_GIVEN TASK_
Gather all lines from the material that contain the word "AUNAY".

_EXERCISE INPUTS_
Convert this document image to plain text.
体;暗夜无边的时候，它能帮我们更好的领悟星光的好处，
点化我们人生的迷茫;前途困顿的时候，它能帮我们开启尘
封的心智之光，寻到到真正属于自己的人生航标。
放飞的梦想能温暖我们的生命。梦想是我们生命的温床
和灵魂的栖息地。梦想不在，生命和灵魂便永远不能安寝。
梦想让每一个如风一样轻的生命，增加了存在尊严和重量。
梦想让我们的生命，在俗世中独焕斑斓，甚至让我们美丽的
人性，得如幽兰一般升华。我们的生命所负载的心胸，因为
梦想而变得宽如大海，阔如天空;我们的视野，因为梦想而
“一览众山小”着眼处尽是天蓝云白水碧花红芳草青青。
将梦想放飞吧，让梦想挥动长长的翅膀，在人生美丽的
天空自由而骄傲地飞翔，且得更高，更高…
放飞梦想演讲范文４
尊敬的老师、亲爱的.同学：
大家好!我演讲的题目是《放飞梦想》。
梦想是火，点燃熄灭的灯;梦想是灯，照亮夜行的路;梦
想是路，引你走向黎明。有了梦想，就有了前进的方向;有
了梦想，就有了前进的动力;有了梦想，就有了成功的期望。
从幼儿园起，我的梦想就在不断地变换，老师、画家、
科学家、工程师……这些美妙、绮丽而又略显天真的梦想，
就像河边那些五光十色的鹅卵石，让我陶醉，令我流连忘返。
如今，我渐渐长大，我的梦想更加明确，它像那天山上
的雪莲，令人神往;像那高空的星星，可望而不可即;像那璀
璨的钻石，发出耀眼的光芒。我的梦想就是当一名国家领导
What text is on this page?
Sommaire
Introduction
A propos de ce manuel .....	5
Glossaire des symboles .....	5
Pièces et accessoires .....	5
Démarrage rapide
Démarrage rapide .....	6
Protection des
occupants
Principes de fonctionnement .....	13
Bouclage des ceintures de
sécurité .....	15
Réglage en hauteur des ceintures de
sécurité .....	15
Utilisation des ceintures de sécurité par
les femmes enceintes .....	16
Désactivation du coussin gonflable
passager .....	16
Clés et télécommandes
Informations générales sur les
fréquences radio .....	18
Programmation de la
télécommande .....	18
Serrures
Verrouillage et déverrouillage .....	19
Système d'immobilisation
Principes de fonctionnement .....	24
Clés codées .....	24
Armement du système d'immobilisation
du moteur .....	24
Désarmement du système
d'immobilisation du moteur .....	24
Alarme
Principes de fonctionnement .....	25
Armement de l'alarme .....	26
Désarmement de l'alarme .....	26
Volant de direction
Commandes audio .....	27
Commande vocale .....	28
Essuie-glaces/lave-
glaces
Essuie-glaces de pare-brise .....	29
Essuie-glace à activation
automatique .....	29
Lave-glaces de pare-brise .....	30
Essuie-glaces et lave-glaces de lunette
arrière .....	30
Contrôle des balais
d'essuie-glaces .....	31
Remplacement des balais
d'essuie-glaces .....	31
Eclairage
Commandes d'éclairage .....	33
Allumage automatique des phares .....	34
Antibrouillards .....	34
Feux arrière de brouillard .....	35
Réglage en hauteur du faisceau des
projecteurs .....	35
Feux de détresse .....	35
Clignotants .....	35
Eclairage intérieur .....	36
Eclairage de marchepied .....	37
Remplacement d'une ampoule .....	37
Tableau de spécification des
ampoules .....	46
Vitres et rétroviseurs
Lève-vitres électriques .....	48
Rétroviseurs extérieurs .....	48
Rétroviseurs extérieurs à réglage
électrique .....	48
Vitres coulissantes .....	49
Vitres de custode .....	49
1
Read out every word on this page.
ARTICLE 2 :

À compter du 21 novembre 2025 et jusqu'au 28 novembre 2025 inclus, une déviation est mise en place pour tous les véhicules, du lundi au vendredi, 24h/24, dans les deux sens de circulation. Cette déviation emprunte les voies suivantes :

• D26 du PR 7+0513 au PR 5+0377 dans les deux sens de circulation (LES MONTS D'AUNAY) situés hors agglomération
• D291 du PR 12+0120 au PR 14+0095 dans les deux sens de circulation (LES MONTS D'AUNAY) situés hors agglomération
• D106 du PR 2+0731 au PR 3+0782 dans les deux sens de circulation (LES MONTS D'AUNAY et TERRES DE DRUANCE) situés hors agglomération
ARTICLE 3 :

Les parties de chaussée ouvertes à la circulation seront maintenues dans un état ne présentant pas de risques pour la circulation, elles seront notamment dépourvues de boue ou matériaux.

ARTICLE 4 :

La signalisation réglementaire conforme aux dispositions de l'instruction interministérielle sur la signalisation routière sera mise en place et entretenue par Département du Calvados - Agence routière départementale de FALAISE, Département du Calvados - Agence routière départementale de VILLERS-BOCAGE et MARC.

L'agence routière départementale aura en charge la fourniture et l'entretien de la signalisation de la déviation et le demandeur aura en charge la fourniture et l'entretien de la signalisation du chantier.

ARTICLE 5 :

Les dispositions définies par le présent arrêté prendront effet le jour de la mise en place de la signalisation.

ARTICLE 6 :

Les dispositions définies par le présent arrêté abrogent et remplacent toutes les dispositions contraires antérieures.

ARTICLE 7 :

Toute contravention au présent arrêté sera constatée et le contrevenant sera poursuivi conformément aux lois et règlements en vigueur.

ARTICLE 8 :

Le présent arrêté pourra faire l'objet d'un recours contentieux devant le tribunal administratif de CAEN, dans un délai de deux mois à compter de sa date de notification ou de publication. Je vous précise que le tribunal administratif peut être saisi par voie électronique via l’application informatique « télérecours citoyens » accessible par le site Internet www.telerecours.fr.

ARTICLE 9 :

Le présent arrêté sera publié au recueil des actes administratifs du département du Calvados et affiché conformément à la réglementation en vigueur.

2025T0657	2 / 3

_THE REPLY_
• D26 du PR 7+0513 au PR 5+0377 dans les deux sens de circulation (LES MONTS D'AUNAY) situés hors agglomération
• D291 du PR 12+0120 au PR 14+0095 dans les deux sens de circulation (LES MONTS D'AUNAY) situés hors agglomération
• D106 du PR 2+0731 au PR 3+0782 dans les deux sens de circulation (LES MONTS D'AUNAY et TERRES DE DRUANCE) situés hors agglomération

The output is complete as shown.